Records contained in a dataset
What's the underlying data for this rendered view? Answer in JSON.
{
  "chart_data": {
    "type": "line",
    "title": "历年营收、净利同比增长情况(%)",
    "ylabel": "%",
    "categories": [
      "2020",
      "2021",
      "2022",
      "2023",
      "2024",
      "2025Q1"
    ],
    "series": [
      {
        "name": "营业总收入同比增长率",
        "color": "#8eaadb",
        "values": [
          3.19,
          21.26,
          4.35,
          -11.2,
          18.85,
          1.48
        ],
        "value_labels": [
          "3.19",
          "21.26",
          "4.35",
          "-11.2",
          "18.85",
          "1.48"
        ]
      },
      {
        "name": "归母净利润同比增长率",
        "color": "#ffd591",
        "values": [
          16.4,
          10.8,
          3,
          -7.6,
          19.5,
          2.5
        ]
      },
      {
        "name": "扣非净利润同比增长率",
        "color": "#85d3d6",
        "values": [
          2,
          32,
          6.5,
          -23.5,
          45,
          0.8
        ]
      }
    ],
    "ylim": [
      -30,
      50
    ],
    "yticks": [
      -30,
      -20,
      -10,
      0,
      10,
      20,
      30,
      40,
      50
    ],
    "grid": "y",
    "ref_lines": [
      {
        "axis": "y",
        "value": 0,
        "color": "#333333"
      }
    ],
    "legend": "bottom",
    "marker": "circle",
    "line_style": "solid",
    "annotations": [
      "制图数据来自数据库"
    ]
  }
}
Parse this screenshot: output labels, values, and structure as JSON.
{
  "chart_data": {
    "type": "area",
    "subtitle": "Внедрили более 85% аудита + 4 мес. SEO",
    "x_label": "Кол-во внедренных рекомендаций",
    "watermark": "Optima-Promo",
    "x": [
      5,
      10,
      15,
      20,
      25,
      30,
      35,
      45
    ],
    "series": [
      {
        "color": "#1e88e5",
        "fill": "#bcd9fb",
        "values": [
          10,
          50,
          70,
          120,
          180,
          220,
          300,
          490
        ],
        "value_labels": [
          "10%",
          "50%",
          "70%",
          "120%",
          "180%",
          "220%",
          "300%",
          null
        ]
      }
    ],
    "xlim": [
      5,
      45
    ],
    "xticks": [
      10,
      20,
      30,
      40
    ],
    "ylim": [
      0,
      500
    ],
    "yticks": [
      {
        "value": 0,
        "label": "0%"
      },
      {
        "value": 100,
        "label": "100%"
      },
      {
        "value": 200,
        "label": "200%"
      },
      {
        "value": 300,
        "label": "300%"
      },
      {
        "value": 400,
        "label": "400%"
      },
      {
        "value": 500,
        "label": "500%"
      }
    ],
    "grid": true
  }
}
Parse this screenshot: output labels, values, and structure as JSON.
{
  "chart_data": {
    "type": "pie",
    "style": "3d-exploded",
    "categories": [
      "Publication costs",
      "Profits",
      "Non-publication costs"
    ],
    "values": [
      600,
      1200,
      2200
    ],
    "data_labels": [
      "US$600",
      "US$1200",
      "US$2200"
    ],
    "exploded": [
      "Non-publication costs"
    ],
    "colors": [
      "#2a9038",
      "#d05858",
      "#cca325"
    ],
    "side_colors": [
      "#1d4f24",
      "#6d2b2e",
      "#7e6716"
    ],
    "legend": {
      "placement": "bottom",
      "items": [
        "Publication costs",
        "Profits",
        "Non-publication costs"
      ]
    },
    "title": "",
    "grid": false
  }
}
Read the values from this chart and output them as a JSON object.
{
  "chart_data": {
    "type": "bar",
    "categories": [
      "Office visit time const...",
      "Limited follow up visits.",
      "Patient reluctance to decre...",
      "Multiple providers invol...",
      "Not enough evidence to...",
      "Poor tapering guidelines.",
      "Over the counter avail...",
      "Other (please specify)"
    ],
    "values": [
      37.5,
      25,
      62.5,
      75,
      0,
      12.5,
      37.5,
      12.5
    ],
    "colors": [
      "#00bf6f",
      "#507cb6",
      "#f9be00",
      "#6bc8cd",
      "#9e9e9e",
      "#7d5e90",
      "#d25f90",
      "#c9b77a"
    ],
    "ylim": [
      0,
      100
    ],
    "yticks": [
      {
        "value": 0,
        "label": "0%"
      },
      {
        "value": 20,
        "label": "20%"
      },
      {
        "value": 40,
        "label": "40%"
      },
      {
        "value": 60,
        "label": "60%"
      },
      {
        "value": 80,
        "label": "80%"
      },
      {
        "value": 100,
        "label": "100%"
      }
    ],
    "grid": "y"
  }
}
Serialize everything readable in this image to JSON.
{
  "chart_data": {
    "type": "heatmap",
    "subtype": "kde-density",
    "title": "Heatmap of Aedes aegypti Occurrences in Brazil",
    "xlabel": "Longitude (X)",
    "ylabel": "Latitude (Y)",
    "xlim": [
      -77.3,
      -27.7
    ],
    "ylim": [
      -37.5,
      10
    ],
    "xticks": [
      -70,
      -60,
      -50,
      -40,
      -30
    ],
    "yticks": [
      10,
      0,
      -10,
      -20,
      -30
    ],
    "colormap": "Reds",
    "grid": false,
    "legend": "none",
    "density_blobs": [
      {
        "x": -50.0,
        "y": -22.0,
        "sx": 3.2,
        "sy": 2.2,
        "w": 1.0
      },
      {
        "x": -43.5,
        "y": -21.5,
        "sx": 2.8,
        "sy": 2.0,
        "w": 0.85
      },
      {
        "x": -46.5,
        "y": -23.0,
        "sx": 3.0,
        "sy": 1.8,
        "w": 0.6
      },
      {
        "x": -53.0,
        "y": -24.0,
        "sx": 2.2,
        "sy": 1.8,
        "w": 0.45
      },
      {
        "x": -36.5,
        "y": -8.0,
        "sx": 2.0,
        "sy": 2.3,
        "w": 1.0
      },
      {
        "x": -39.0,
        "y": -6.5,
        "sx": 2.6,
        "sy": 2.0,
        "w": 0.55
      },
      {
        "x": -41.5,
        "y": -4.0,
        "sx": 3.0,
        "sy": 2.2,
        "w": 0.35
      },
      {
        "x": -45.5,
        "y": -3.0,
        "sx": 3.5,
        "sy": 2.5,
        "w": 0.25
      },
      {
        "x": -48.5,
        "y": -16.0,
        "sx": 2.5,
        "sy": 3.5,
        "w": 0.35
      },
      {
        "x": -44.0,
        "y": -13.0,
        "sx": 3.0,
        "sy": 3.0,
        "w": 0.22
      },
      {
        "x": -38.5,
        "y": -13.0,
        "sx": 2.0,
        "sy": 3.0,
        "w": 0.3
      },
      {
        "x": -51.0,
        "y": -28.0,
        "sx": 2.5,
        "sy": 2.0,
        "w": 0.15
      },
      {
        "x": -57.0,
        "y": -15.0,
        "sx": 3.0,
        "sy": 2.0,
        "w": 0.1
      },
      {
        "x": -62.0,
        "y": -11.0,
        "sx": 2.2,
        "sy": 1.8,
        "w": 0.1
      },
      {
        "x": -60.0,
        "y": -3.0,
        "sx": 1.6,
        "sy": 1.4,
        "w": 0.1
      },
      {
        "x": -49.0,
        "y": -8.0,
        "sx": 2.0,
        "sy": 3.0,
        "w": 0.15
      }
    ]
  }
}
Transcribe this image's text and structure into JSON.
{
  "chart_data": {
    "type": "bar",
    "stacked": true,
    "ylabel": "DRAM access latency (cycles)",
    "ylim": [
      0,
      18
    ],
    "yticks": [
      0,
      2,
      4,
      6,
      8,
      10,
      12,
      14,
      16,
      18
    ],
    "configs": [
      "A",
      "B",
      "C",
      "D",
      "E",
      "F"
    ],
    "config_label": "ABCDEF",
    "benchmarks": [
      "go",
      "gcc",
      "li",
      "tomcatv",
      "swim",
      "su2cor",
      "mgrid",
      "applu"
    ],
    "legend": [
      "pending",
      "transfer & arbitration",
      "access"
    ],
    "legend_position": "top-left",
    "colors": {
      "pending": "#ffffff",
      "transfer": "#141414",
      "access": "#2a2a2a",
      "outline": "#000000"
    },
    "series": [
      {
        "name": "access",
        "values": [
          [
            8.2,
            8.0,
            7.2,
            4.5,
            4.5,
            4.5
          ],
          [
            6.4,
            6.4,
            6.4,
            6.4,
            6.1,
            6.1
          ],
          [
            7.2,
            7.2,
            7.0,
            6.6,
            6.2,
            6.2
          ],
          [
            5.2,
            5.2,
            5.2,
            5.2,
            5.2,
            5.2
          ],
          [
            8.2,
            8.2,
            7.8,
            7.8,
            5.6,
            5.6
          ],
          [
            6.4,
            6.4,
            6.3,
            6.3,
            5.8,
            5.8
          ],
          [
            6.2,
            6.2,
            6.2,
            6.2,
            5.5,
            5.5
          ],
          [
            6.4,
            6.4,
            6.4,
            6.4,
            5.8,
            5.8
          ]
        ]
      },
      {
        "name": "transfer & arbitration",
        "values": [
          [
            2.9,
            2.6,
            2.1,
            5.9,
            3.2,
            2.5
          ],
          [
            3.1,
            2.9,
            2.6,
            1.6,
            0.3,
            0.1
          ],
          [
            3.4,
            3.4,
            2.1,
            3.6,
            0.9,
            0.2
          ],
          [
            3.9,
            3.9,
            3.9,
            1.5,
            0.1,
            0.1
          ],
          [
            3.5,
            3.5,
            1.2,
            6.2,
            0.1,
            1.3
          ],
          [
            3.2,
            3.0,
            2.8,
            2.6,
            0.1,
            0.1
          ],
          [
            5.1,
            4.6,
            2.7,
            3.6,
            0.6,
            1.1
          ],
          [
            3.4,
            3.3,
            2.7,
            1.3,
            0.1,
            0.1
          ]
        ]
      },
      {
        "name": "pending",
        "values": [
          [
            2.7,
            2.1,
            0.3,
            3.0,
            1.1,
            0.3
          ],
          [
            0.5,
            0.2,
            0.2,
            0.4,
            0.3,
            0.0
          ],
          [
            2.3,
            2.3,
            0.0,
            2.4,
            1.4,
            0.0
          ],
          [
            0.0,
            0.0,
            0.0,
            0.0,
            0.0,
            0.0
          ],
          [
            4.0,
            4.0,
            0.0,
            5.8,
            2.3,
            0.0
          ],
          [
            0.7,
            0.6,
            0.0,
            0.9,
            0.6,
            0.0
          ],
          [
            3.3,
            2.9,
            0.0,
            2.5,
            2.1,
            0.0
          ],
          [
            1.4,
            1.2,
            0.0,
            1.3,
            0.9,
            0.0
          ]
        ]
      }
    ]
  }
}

WHAT TO PRODUCE -
Find the word "name" in the entries, and copy every line it shows up in.

IN RESPONSE -
        "name": "营业总收入同比增长率",
        "name": "归母净利润同比增长率",
        "name": "扣非净利润同比增长率",
        "name": "access",
        "name": "transfer & arbitration",
        "name": "pending",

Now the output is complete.